■ Short exercise
Reproduce the passage of the court ruling below, starting at "To be entitled" and stopping after "2000) (citation omitted).".

■ Selected passage
++++++++
The court hopes it is plain to the plaintiff that for him now to file in this case these additional summary motions for immediate relief would be regarded by the court as frivolous and a waste of this court's staff and limited resources. It is the court's responsibility to guard against abusive practices and to prevent the unreasonable loss of judicial resources. The plaintiff is warned that if he should persist with this motion practice that the court will consider imposing appropriate filing restrictions. The plaintiff has "no constitutional right of access to the courts to prosecute an action that is frivolous or malicious." Landrith v. Schmidt, 732 F.3d 1171, 1174 (10th Cir. 2013) (per curiam) (quoting Tripati v. Beaman, 878 F.2d 351, 353 (10th Cir. 1989) (per curiam)) (internal quotation marks omitted), cert. denied, 134 S.Ct. 1037 (2014).

(Dk. 29, pp. 4-5).

On June 25, 2015, the Tenth Circuit granted the motion of Mr. Jenkins to dismiss his appeal and denied his request to transfer records to the U.S. Department of Justice. (Dk. 30). As this case is no longer pending on appeal, the above listed post-judgment motions are now pending before the district court. The court must construe these pleadings liberally due to the plaintiff's pro se status. Haines v. Kerner, 404 U.S. 519, 520-21 (1972). Thus, if the pleadings can be reasonably read as stating a valid ground for prevailing in the particular procedural context, the court will do so and overlook the lack of cited legal authorities, the confusion of legal theories, poor writing, and unfamiliarity with pleading requirements. Hall v. Bellmon, 935 F.2d 1106, 1110 (10th Cir. 1991). The district court, however, may not become an advocate for the pro se litigant. Id.

To be entitled to the discretionary post-judgment relief available under Rule 60(b), a movant must satisfy one of the exceptional circumstances listed as six grounds for relief from judgment under Rule 60(b). Van Skiver v. United States, 952 F.3d 1241, 1243-44 (10th Cir. 1991). "A Rule 60(b) motion is not intended to be a substitute for a direct appeal." Servants of Paraclete v. Does, 204 F.3d 1005, 1009 (10th Cir. 2000) (citation omitted).
++++++++
■ Data block
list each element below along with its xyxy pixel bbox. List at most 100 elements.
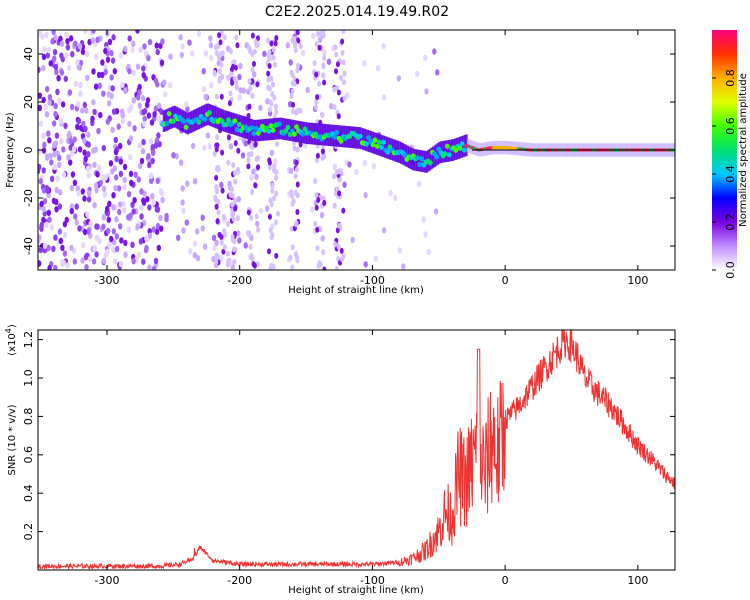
++++++++
■ Task response
To be entitled to the discretionary post-judgment relief available under Rule 60(b), a movant must satisfy one of the exceptional circumstances listed as six grounds for relief from judgment under Rule 60(b). Van Skiver v. United States, 952 F.3d 1241, 1243-44 (10th Cir. 1991). "A Rule 60(b) motion is not intended to be a substitute for a direct appeal." Servants of Paraclete v. Does, 204 F.3d 1005, 1009 (10th Cir. 2000) (citation omitted).